Records for the exercise –
........
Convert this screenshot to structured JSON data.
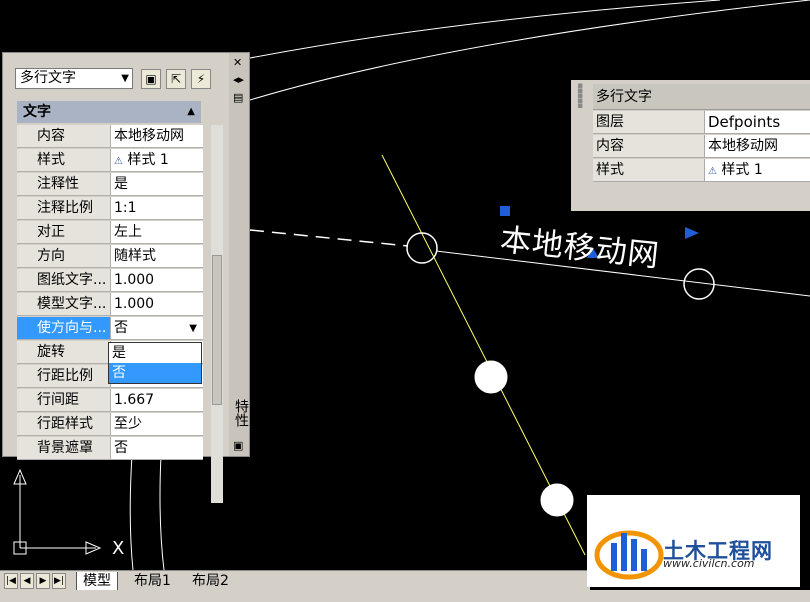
{
  "canvas": {
    "mtext_content": "本地移动网",
    "axis_label_x": "X"
  },
  "palette": {
    "object_type": "多行文字",
    "category": "文字",
    "rows": [
      {
        "name": "内容",
        "value": "本地移动网"
      },
      {
        "name": "样式",
        "value": "样式 1"
      },
      {
        "name": "注释性",
        "value": "是"
      },
      {
        "name": "注释比例",
        "value": "1:1"
      },
      {
        "name": "对正",
        "value": "左上"
      },
      {
        "name": "方向",
        "value": "随样式"
      },
      {
        "name": "图纸文字...",
        "value": "1.000"
      },
      {
        "name": "模型文字...",
        "value": "1.000"
      },
      {
        "name": "使方向与...",
        "value": "否"
      },
      {
        "name": "旋转",
        "value": ""
      },
      {
        "name": "行距比例",
        "value": ""
      },
      {
        "name": "行间距",
        "value": "1.667"
      },
      {
        "name": "行距样式",
        "value": "至少"
      },
      {
        "name": "背景遮罩",
        "value": "否"
      }
    ],
    "dropdown_options": [
      "是",
      "否"
    ],
    "dropdown_selected": "否",
    "side_label": "特性"
  },
  "quick": {
    "title": "多行文字",
    "rows": [
      {
        "name": "图层",
        "value": "Defpoints"
      },
      {
        "name": "内容",
        "value": "本地移动网"
      },
      {
        "name": "样式",
        "value": "样式 1"
      }
    ]
  },
  "tabs": [
    "模型",
    "布局1",
    "布局2"
  ],
  "active_tab": "模型",
  "logo": {
    "brand": "土木工程网",
    "url": "www.civilcn.com"
  },
  "colors": {
    "background": "#000000",
    "selection": "#3399ff",
    "grip": "#1e5ed6",
    "arrow": "#e02020",
    "highlight_line": "#ffff66"
  },
  "icons": [
    "style-icon",
    "select-objects-icon",
    "quick-select-icon",
    "toggle-pickadd-icon",
    "close-icon",
    "autohide-icon",
    "menu-icon"
  ]
}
........
Leave the pictures out, and print every line of the listing exactly as written.

Exercise output –
Convert this screenshot to structured JSON data.
{
  "canvas": {
    "mtext_content": "本地移动网",
    "axis_label_x": "X"
  },
  "palette": {
    "object_type": "多行文字",
    "category": "文字",
    "rows": [
      {
        "name": "内容",
        "value": "本地移动网"
      },
      {
        "name": "样式",
        "value": "样式 1"
      },
      {
        "name": "注释性",
        "value": "是"
      },
      {
        "name": "注释比例",
        "value": "1:1"
      },
      {
        "name": "对正",
        "value": "左上"
      },
      {
        "name": "方向",
        "value": "随样式"
      },
      {
        "name": "图纸文字...",
        "value": "1.000"
      },
      {
        "name": "模型文字...",
        "value": "1.000"
      },
      {
        "name": "使方向与...",
        "value": "否"
      },
      {
        "name": "旋转",
        "value": ""
      },
      {
        "name": "行距比例",
        "value": ""
      },
      {
        "name": "行间距",
        "value": "1.667"
      },
      {
        "name": "行距样式",
        "value": "至少"
      },
      {
        "name": "背景遮罩",
        "value": "否"
      }
    ],
    "dropdown_options": [
      "是",
      "否"
    ],
    "dropdown_selected": "否",
    "side_label": "特性"
  },
  "quick": {
    "title": "多行文字",
    "rows": [
      {
        "name": "图层",
        "value": "Defpoints"
      },
      {
        "name": "内容",
        "value": "本地移动网"
      },
      {
        "name": "样式",
        "value": "样式 1"
      }
    ]
  },
  "tabs": [
    "模型",
    "布局1",
    "布局2"
  ],
  "active_tab": "模型",
  "logo": {
    "brand": "土木工程网",
    "url": "www.civilcn.com"
  },
  "colors": {
    "background": "#000000",
    "selection": "#3399ff",
    "grip": "#1e5ed6",
    "arrow": "#e02020",
    "highlight_line": "#ffff66"
  },
  "icons": [
    "style-icon",
    "select-objects-icon",
    "quick-select-icon",
    "toggle-pickadd-icon",
    "close-icon",
    "autohide-icon",
    "menu-icon"
  ]
}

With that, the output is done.